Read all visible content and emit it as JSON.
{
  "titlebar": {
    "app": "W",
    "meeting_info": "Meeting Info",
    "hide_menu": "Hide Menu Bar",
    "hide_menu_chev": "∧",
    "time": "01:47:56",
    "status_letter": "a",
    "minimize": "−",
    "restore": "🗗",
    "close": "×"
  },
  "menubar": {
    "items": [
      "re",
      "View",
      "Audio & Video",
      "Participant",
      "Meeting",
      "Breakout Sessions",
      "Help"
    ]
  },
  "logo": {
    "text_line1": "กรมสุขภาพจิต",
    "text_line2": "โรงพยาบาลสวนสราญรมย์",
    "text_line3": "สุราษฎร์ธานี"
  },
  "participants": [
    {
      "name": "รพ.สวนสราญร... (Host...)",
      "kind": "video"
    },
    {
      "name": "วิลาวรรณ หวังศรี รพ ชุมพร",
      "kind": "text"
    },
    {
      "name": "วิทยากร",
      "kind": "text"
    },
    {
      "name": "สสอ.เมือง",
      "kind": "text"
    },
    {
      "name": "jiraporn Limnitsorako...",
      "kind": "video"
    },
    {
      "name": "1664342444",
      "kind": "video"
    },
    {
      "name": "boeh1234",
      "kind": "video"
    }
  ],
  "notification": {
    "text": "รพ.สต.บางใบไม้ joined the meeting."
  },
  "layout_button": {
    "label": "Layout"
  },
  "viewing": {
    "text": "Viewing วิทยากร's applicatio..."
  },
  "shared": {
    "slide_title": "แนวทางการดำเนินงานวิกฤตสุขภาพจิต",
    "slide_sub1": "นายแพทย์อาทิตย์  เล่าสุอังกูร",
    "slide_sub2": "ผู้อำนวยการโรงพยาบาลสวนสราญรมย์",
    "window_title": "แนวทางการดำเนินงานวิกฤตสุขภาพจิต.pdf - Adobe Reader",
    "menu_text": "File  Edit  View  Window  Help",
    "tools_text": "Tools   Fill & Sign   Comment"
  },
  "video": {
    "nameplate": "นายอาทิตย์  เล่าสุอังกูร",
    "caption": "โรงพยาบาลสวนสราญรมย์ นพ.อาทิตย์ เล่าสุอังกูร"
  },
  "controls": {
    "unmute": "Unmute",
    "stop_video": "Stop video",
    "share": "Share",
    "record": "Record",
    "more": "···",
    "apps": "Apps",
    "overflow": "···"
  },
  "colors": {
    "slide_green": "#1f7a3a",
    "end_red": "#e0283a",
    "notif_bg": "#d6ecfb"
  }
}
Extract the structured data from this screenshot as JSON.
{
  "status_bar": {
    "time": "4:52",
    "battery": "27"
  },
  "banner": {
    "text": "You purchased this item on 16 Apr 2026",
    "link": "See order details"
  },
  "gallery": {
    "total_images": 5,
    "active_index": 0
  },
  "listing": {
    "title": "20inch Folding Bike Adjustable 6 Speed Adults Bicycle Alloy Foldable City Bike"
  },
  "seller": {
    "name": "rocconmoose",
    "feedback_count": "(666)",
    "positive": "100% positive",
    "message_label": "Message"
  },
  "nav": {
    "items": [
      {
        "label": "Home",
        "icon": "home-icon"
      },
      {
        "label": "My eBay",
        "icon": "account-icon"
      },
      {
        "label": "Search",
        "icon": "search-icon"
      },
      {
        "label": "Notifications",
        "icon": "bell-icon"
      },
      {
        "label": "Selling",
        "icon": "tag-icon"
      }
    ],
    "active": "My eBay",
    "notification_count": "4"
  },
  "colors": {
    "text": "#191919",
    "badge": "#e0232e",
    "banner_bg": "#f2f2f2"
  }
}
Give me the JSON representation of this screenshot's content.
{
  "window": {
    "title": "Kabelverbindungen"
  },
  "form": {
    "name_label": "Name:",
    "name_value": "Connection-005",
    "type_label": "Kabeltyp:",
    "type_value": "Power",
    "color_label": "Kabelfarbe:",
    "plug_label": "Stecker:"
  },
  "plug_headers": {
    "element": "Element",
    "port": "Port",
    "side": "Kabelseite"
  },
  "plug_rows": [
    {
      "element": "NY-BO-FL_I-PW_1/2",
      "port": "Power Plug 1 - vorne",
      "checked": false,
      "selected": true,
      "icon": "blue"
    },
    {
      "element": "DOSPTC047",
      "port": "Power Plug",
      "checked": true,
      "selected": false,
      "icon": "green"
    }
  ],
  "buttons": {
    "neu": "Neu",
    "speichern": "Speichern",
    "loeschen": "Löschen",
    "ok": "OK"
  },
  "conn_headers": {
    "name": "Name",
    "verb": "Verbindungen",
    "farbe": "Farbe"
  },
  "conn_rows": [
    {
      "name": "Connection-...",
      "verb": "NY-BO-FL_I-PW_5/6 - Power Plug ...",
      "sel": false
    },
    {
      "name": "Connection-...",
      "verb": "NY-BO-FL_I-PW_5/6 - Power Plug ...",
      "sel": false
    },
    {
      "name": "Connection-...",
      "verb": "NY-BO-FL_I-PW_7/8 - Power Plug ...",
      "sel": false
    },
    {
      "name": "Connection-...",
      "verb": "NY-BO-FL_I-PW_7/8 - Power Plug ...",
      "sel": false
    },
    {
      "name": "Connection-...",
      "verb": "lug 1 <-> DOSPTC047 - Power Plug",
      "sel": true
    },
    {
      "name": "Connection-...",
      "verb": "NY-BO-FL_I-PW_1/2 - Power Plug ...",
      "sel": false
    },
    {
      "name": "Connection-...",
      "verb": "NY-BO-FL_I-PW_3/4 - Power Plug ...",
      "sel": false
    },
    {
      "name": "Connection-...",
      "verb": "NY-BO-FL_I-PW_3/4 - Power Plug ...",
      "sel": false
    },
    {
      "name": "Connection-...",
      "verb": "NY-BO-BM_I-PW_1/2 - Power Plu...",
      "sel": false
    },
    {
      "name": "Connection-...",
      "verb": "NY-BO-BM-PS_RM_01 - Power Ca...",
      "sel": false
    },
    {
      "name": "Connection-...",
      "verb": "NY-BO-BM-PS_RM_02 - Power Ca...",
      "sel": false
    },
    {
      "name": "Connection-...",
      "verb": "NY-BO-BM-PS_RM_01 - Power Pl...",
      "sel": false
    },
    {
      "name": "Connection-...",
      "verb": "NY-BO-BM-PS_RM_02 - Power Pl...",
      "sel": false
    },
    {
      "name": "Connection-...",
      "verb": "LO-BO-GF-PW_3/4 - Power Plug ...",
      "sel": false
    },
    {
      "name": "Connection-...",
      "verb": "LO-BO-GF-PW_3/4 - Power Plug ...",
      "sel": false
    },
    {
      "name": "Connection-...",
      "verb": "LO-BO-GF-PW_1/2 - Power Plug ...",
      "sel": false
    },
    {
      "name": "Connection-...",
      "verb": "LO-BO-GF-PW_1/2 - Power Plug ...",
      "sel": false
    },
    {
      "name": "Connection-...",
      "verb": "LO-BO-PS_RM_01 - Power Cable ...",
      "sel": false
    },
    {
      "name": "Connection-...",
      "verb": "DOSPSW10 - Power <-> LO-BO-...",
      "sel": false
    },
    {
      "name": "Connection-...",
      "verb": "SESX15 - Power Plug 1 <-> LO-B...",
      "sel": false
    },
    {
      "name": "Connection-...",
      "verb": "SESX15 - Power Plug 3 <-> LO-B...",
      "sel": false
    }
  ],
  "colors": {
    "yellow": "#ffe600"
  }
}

• Exercise
Take each line containing the string "content" and copy it out.

• Answer to the exercise
Read all visible content and emit it as JSON.
Give me the JSON representation of this screenshot's content.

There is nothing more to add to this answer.